Write out every row below word for word, leaving the pictures out.

Rows from a dataset
....

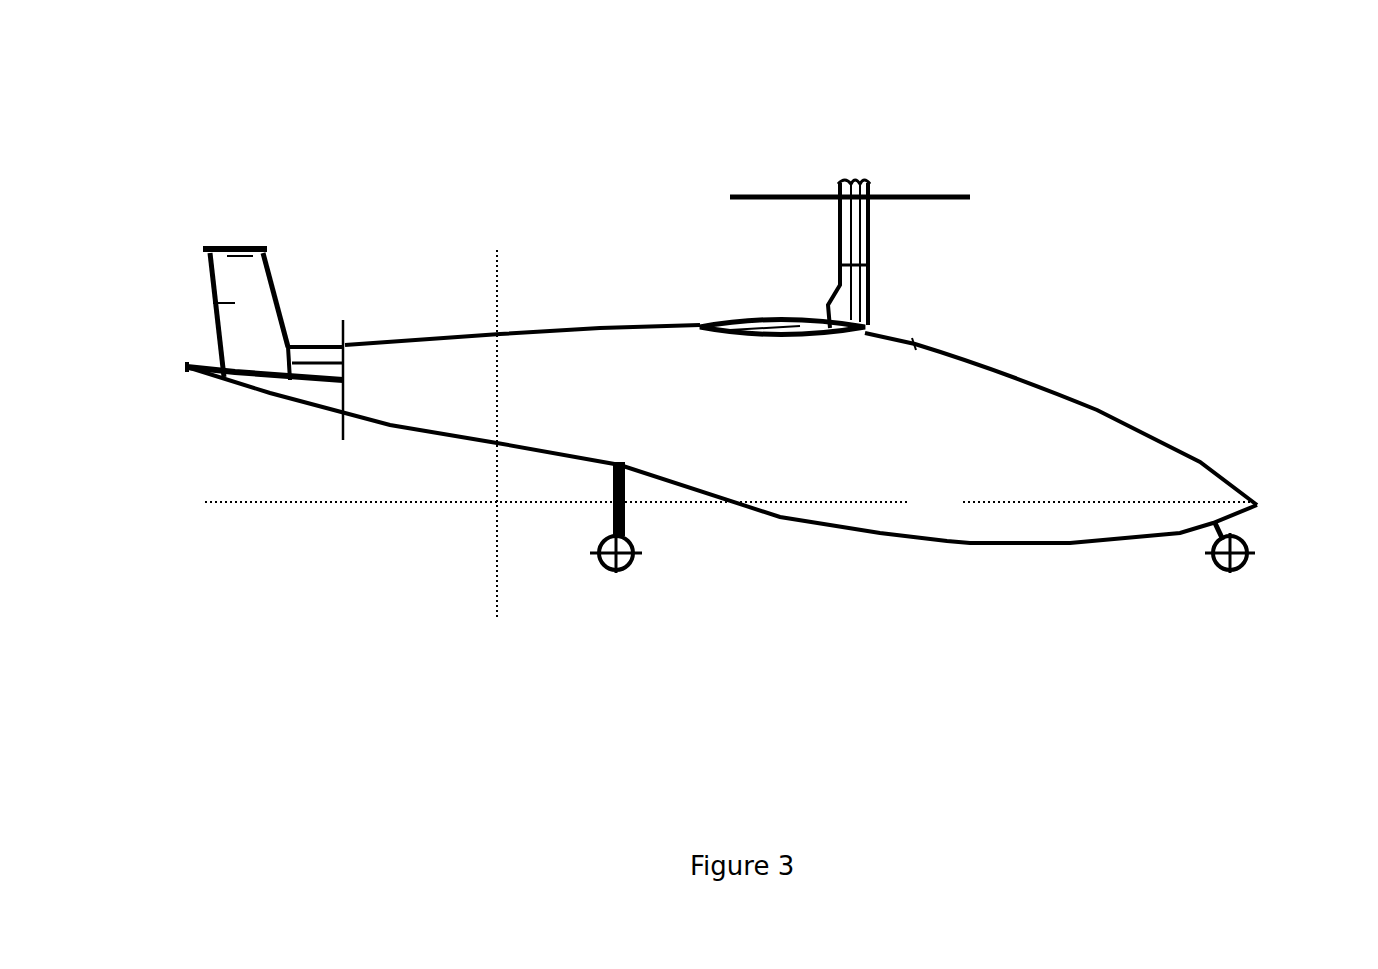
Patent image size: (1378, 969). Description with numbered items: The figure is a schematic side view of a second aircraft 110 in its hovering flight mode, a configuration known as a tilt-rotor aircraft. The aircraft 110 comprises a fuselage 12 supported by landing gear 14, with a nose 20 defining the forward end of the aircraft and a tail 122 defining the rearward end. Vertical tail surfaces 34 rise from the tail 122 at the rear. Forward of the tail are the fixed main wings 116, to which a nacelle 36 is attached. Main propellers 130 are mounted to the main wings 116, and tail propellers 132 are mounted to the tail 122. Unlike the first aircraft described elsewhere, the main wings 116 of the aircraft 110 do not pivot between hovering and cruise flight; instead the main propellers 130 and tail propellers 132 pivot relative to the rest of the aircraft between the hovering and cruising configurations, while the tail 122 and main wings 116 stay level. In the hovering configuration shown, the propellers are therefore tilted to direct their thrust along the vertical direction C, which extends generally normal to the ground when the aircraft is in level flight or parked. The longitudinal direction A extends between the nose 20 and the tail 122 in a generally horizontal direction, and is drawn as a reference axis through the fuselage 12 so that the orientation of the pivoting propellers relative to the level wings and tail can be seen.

The second aircraft 110 is at (512, 183).
The fuselage 12 is at (1102, 407).
The landing gear 14 is at (630, 570).
The nose 20 is at (1258, 495).
The vertical tail surfaces 34 is at (207, 308).
The nacelle 36 is at (863, 243).
The main wings 116 is at (752, 317).
The tail 122 is at (185, 370).
The main propellers 130 is at (945, 188).
The tail propellers 132 is at (343, 320).
The longitudinal direction A is at (1050, 502).
The vertical direction C is at (498, 592).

....

▶ **Response below**
Patent image size: (1378, 969). Description with numbered items: The figure is a schematic side view of a second aircraft 110 in its hovering flight mode, a configuration known as a tilt-rotor aircraft. The aircraft 110 comprises a fuselage 12 supported by landing gear 14, with a nose 20 defining the forward end of the aircraft and a tail 122 defining the rearward end. Vertical tail surfaces 34 rise from the tail 122 at the rear. Forward of the tail are the fixed main wings 116, to which a nacelle 36 is attached. Main propellers 130 are mounted to the main wings 116, and tail propellers 132 are mounted to the tail 122. Unlike the first aircraft described elsewhere, the main wings 116 of the aircraft 110 do not pivot between hovering and cruise flight; instead the main propellers 130 and tail propellers 132 pivot relative to the rest of the aircraft between the hovering and cruising configurations, while the tail 122 and main wings 116 stay level. In the hovering configuration shown, the propellers are therefore tilted to direct their thrust along the vertical direction C, which extends generally normal to the ground when the aircraft is in level flight or parked. The longitudinal direction A extends between the nose 20 and the tail 122 in a generally horizontal direction, and is drawn as a reference axis through the fuselage 12 so that the orientation of the pivoting propellers relative to the level wings and tail can be seen.

The second aircraft 110 is at (512, 183).
The fuselage 12 is at (1102, 407).
The landing gear 14 is at (630, 570).
The nose 20 is at (1258, 495).
The vertical tail surfaces 34 is at (207, 308).
The nacelle 36 is at (863, 243).
The main wings 116 is at (752, 317).
The tail 122 is at (185, 370).
The main propellers 130 is at (945, 188).
The tail propellers 132 is at (343, 320).
The longitudinal direction A is at (1050, 502).
The vertical direction C is at (498, 592).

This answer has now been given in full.